(Document passage begins)
The security firm FireEye has said that they have moderate confidence that a campaign targeting hotels in Europe are the work of the Russian hacking group APT28.

One way the attack works is to send a phishing email to hotel staff with an infected Word document with a name related to a hotel reservation form.  If a user opens the attachment and runs the embedded macro, the hacker owns the hotel network.

At that point, it tries to move around the hotel network using several techniques – even using the NSA hacking tool EternalBlue that was at the center of the WannaCry attack recently.

What it is looking for is the computers controlling WiFi for hotel guests and staff.

While FireEye didn’t see guest credentials being stolen in this attack, they did see that in an attack from last year.

The hackers listen for guest’s or staff’s computers attempting to connect to network shares.  If it sees that, the hackers respond like they were those shares and once that happens, the target’s computer sends it’s credentials in order to access those spoofed shared drives.  At that point they have the user’s userid and hashed password, which they can take home and crack offline.

This is only an indication that hacker groups from around the world are using exploits learned over time to create better attack mechanisms and WiFi, especially business travelers using hotel WiFi,  is a very juicy target.
(Document passage ends)
### Parts of the exercise
[A] In the hotel hacking article, change "moderate" to "high" and give everything from "The security firm" down to "hacking group APT28." with that edit.
[B] Continue the hotel hacking article from the point where it stops.
(Information supplied begins)
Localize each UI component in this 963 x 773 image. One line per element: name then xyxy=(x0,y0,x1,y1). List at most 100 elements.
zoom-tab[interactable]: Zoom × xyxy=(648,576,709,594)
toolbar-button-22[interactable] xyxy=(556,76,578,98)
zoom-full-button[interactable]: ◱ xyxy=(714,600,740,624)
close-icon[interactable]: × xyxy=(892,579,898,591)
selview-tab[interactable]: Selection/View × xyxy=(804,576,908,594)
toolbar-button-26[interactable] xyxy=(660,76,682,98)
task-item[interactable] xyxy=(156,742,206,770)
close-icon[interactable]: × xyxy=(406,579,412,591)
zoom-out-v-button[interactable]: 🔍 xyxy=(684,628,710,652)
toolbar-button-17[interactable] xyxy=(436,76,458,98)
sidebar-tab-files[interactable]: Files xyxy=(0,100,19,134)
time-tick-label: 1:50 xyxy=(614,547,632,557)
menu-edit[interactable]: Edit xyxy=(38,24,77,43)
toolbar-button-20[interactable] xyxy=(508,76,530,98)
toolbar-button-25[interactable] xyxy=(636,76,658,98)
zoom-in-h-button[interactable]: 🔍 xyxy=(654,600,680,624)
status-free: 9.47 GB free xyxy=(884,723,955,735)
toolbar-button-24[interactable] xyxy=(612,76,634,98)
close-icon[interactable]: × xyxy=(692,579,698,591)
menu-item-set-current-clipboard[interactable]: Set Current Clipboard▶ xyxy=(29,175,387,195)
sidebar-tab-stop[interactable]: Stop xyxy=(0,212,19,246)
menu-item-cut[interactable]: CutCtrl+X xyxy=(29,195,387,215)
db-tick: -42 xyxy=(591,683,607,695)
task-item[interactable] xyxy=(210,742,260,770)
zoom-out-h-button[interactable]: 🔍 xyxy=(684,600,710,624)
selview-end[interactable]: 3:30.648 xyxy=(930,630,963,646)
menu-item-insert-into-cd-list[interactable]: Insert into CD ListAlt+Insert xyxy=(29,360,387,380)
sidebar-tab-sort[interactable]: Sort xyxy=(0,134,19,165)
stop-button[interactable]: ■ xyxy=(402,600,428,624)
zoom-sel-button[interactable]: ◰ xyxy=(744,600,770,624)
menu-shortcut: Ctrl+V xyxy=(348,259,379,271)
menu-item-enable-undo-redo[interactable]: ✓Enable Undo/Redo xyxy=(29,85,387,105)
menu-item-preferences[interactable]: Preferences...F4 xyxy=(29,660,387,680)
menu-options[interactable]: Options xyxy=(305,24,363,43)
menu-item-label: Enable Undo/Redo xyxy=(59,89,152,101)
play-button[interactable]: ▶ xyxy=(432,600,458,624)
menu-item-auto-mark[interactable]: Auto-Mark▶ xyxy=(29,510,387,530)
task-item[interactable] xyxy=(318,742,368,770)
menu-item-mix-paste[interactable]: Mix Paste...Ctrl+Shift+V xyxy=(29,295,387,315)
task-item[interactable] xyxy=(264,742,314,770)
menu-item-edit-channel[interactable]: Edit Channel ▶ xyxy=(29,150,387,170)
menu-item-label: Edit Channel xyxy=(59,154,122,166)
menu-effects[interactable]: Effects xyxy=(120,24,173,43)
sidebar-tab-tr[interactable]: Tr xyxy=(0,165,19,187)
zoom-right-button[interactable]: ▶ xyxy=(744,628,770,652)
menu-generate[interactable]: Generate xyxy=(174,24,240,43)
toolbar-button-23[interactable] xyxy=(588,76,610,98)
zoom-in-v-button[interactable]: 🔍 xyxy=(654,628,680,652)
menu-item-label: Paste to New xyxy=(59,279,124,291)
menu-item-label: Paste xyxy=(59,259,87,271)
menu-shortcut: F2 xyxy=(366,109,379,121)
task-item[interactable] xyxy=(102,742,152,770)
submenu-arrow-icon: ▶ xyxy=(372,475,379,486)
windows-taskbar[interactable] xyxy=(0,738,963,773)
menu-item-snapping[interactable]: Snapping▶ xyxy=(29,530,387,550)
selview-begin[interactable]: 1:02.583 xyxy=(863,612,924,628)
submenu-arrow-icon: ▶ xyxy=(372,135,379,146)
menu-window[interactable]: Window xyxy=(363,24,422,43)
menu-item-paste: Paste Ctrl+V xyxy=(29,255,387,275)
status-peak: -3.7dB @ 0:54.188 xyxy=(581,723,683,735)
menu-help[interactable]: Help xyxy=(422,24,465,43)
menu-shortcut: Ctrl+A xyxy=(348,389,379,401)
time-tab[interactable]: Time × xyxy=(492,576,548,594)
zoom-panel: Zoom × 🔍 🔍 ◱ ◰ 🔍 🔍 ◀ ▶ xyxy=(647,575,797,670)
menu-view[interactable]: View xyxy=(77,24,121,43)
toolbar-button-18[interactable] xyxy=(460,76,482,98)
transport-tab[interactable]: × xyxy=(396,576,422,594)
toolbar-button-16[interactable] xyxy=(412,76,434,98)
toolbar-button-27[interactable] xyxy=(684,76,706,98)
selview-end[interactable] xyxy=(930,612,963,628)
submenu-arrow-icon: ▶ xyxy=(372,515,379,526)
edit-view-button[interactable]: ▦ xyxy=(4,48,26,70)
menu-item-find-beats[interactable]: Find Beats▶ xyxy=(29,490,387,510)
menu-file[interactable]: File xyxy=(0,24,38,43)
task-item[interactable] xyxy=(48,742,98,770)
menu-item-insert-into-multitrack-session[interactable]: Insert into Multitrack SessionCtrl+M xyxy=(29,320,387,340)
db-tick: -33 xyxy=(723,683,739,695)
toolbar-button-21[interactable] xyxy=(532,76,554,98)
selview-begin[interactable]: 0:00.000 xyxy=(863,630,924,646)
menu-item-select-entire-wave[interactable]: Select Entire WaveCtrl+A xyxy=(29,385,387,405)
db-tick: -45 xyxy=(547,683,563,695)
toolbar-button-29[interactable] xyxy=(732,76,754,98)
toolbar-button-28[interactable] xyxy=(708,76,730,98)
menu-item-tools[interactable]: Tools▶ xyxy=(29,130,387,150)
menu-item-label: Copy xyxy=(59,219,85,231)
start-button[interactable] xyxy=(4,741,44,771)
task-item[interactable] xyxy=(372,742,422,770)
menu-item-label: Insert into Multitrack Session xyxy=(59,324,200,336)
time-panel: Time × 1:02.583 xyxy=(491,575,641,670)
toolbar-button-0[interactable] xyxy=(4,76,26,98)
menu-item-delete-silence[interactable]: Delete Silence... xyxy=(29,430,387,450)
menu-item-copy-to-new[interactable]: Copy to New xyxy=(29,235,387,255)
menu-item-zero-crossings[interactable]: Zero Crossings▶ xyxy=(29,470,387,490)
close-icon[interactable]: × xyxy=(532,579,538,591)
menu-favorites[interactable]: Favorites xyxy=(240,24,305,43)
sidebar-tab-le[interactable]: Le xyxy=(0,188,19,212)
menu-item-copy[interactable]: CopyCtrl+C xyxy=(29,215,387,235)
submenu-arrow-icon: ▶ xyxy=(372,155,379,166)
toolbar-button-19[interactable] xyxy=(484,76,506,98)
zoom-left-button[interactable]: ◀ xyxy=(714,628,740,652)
(Information supplied ends)
### Responses in order
[A]
The security firm FireEye has said that they have high confidence that a campaign targeting hotels in Europe are the work of the Russian hacking group APT28.

[B]
From a hotel guest standpoint, here are several suggestions:

  1. If you can avoid it, do not use hotel WiFi.  It is even more risky than using WiFi at your local Starbucks and you know what I think about doing that.
  2. If you must have Internet access, use your phone as WiFi hotspot if it allows it.  At least that way you won’t be infected by a compromised hotel WiFi server.
  3. Use a portable WiFi “Puck”.  All of the carriers sell them and if the use is intermittent, a prepaid plan may be less expensive.
  4. Use a WiFi bridge.  This portable device does exactly what it says.  You connect your phone or laptop to the bridge and then the bridge connects to the hotel WiFi.  Since the bridge does not run a standard operating system with all of it’s potential vulnerabilities, it will be very difficult to infect the bridge with standard Windows or Linux exploits.  These are available on Amazon for less than $50.
  5. Use a portable WiFi firewall like the Tiny Hardware Firewall.  This is the most complex and expensive solution at around $100, but also the most flexible.  It will support a VPN and also a TOR connection if you choose to go that route.

Bottom line – anything other than hotel WiFi.

While this particular attack is new (starting in July) and has not YET been seen in the United States, that is likely only a matter of time.  Being prepared for what is sure to come seems like a good plan.

Information for this post came from  KnowBe4.